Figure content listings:
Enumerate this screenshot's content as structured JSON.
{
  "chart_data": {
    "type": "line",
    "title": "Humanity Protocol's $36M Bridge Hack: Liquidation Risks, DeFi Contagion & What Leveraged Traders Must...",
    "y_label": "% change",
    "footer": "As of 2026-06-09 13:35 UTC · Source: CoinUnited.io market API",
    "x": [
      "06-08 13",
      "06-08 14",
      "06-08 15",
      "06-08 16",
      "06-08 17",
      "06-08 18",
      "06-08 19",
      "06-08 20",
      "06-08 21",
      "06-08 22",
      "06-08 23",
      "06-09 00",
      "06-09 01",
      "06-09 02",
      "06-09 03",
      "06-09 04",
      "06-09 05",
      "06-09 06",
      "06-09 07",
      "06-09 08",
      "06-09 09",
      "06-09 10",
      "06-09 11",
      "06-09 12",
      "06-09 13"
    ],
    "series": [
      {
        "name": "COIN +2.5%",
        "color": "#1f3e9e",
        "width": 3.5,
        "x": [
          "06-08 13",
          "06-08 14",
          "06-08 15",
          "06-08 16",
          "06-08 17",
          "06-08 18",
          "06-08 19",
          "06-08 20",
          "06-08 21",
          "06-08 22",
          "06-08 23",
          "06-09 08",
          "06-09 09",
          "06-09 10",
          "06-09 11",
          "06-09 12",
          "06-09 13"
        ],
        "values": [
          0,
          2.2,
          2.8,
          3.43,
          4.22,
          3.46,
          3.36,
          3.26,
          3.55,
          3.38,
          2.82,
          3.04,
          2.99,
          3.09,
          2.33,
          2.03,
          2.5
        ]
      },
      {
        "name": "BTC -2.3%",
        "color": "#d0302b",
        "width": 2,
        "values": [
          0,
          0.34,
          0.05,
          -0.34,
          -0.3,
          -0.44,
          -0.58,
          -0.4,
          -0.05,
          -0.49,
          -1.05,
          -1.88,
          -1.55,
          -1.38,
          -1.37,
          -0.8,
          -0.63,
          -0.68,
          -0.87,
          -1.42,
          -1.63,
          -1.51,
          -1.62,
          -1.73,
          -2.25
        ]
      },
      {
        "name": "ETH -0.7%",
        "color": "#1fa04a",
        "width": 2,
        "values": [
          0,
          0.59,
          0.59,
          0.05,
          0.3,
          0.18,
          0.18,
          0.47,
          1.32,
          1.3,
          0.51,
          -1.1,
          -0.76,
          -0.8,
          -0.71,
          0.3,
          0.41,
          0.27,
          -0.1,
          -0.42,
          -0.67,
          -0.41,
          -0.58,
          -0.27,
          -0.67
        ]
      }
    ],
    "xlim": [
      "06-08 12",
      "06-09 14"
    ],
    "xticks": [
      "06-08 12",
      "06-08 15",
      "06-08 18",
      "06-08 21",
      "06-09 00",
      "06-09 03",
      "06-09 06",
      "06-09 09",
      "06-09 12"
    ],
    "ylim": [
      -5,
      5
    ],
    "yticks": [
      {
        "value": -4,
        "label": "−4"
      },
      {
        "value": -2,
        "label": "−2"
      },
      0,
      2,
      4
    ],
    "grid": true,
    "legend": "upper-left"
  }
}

§ AIM
The entries above should be repeated exactly, every one of them.

§ TASK SOLUTION
Enumerate this screenshot's content as structured JSON.
{
  "chart_data": {
    "type": "line",
    "title": "Humanity Protocol's $36M Bridge Hack: Liquidation Risks, DeFi Contagion & What Leveraged Traders Must...",
    "y_label": "% change",
    "footer": "As of 2026-06-09 13:35 UTC · Source: CoinUnited.io market API",
    "x": [
      "06-08 13",
      "06-08 14",
      "06-08 15",
      "06-08 16",
      "06-08 17",
      "06-08 18",
      "06-08 19",
      "06-08 20",
      "06-08 21",
      "06-08 22",
      "06-08 23",
      "06-09 00",
      "06-09 01",
      "06-09 02",
      "06-09 03",
      "06-09 04",
      "06-09 05",
      "06-09 06",
      "06-09 07",
      "06-09 08",
      "06-09 09",
      "06-09 10",
      "06-09 11",
      "06-09 12",
      "06-09 13"
    ],
    "series": [
      {
        "name": "COIN +2.5%",
        "color": "#1f3e9e",
        "width": 3.5,
        "x": [
          "06-08 13",
          "06-08 14",
          "06-08 15",
          "06-08 16",
          "06-08 17",
          "06-08 18",
          "06-08 19",
          "06-08 20",
          "06-08 21",
          "06-08 22",
          "06-08 23",
          "06-09 08",
          "06-09 09",
          "06-09 10",
          "06-09 11",
          "06-09 12",
          "06-09 13"
        ],
        "values": [
          0,
          2.2,
          2.8,
          3.43,
          4.22,
          3.46,
          3.36,
          3.26,
          3.55,
          3.38,
          2.82,
          3.04,
          2.99,
          3.09,
          2.33,
          2.03,
          2.5
        ]
      },
      {
        "name": "BTC -2.3%",
        "color": "#d0302b",
        "width": 2,
        "values": [
          0,
          0.34,
          0.05,
          -0.34,
          -0.3,
          -0.44,
          -0.58,
          -0.4,
          -0.05,
          -0.49,
          -1.05,
          -1.88,
          -1.55,
          -1.38,
          -1.37,
          -0.8,
          -0.63,
          -0.68,
          -0.87,
          -1.42,
          -1.63,
          -1.51,
          -1.62,
          -1.73,
          -2.25
        ]
      },
      {
        "name": "ETH -0.7%",
        "color": "#1fa04a",
        "width": 2,
        "values": [
          0,
          0.59,
          0.59,
          0.05,
          0.3,
          0.18,
          0.18,
          0.47,
          1.32,
          1.3,
          0.51,
          -1.1,
          -0.76,
          -0.8,
          -0.71,
          0.3,
          0.41,
          0.27,
          -0.1,
          -0.42,
          -0.67,
          -0.41,
          -0.58,
          -0.27,
          -0.67
        ]
      }
    ],
    "xlim": [
      "06-08 12",
      "06-09 14"
    ],
    "xticks": [
      "06-08 12",
      "06-08 15",
      "06-08 18",
      "06-08 21",
      "06-09 00",
      "06-09 03",
      "06-09 06",
      "06-09 09",
      "06-09 12"
    ],
    "ylim": [
      -5,
      5
    ],
    "yticks": [
      {
        "value": -4,
        "label": "−4"
      },
      {
        "value": -2,
        "label": "−2"
      },
      0,
      2,
      4
    ],
    "grid": true,
    "legend": "upper-left"
  }
}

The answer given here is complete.